--- Start Data entries ---

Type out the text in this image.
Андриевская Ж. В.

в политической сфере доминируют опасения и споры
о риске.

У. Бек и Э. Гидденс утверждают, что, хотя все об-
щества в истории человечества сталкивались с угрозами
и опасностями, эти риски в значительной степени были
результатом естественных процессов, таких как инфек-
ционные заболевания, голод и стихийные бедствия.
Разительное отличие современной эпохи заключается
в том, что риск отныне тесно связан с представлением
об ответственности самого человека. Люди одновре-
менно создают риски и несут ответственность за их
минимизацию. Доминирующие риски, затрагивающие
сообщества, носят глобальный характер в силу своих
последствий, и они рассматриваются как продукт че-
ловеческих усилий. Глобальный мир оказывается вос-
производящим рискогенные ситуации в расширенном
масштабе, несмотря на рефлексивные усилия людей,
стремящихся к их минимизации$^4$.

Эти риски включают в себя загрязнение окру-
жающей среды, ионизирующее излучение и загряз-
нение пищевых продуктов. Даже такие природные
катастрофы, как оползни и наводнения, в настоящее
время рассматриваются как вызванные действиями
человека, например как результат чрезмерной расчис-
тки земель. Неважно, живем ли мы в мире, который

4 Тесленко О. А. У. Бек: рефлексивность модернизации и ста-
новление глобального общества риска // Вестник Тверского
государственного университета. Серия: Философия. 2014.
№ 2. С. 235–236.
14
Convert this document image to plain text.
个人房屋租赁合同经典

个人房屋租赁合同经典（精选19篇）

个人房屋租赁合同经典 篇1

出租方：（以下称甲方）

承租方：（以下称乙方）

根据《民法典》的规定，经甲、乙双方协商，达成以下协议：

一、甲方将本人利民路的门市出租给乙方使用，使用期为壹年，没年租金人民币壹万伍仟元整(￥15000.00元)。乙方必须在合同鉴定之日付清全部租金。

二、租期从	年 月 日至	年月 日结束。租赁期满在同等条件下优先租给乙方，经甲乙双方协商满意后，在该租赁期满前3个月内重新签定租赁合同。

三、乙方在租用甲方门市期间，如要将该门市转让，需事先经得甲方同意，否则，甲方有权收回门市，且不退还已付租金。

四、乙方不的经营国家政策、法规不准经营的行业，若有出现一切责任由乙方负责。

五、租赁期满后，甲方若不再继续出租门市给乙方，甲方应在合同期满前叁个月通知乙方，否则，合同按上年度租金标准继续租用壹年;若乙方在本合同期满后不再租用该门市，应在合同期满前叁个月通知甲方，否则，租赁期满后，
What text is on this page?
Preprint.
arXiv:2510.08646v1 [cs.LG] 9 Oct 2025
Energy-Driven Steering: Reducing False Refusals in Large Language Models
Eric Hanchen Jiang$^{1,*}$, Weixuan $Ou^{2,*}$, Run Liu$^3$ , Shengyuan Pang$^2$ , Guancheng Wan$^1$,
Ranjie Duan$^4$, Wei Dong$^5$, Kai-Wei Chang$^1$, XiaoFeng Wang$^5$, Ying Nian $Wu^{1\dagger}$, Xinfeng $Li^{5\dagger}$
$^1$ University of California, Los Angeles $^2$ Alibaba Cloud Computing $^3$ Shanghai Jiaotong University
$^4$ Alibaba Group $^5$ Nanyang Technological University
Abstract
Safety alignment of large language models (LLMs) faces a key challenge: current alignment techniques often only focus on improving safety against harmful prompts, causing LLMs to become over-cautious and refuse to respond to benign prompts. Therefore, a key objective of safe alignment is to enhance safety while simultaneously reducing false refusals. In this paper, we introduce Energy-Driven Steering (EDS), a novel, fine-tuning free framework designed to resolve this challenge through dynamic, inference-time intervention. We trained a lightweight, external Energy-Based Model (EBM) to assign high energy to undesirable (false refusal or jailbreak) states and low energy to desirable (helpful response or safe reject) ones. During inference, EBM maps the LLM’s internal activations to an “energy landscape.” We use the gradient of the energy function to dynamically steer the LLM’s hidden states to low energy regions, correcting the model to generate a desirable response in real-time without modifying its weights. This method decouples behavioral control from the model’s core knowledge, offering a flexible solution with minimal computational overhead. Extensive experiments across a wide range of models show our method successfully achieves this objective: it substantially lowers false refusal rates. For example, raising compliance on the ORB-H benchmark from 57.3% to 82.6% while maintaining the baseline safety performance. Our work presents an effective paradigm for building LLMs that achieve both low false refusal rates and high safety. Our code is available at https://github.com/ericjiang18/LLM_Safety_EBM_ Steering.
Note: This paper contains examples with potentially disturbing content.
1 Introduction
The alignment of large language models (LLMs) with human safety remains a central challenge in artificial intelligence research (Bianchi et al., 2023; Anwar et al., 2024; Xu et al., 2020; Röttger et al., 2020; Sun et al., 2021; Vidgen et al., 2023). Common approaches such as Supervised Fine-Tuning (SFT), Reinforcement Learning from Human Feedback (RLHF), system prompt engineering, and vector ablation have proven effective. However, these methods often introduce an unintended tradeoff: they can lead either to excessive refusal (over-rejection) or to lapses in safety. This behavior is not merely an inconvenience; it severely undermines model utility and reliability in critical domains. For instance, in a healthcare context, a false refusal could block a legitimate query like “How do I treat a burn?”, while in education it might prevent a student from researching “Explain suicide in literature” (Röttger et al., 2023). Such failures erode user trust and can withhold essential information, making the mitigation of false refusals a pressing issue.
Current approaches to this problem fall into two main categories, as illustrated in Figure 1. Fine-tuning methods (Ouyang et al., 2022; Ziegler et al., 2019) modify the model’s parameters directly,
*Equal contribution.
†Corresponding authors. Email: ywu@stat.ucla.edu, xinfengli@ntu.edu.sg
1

--- End Data entries ---

Your answer should be a single number: the count of lines in the listing that contain the word "个人房屋租赁合同经典".

3